Collected data entries
========================================================================

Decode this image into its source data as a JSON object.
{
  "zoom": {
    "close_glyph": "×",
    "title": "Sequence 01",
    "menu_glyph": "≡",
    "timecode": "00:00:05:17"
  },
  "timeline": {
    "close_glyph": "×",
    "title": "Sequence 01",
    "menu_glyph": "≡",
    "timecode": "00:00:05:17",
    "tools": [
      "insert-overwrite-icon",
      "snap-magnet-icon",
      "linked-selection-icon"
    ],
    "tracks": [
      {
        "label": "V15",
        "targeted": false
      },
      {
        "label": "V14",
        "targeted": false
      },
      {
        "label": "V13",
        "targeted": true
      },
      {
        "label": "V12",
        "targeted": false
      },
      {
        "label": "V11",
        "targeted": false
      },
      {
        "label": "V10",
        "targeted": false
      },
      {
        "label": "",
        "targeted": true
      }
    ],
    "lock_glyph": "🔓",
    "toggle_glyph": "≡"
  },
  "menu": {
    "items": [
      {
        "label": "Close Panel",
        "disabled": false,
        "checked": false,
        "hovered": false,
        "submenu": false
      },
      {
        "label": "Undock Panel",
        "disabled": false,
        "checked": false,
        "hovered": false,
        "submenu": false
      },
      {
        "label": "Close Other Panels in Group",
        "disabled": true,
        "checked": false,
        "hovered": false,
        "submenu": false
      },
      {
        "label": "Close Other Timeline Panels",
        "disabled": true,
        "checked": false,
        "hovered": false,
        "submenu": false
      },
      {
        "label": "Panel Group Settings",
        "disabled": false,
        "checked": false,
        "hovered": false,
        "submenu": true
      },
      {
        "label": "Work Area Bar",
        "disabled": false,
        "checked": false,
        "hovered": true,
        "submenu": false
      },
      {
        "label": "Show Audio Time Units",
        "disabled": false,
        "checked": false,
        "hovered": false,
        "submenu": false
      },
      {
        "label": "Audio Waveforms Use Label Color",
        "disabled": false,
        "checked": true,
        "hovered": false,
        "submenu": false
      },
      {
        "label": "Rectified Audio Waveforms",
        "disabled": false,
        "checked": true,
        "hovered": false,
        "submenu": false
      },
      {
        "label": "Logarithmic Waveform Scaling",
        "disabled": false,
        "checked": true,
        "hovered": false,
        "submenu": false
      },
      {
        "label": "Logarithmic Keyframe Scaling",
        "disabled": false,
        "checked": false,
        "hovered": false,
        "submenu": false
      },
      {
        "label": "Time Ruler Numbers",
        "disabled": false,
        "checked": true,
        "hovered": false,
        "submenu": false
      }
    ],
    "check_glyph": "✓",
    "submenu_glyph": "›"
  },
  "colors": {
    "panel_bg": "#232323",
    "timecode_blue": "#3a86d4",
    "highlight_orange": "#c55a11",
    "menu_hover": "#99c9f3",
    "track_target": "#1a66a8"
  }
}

========================================================================

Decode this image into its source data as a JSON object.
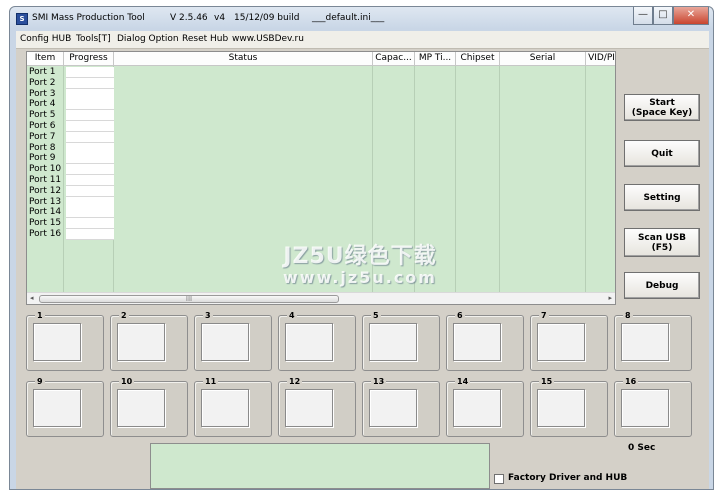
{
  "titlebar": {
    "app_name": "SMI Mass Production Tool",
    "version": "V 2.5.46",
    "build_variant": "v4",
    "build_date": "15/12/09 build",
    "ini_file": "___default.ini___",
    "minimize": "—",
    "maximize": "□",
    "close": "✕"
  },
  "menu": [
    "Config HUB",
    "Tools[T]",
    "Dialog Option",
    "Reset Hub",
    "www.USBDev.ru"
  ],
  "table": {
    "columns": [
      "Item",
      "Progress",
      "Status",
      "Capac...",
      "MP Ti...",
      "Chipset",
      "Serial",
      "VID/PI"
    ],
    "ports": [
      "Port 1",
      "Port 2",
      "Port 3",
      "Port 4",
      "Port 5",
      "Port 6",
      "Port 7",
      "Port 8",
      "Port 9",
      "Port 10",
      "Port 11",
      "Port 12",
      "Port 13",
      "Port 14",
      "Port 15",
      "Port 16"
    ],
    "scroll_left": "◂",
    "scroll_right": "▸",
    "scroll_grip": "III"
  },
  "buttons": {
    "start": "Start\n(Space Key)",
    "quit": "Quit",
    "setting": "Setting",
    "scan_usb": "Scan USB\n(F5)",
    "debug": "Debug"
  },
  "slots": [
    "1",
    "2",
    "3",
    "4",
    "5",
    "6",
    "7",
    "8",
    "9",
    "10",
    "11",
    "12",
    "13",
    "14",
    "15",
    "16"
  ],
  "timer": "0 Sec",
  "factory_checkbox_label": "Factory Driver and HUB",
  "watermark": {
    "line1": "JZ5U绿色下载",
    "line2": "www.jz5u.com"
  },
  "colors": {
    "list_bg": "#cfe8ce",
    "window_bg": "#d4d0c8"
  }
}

========================================================================

Pick out the lines above containing the word "Logarithmic", then copy them.

        "label": "Logarithmic Waveform Scaling",
        "label": "Logarithmic Keyframe Scaling",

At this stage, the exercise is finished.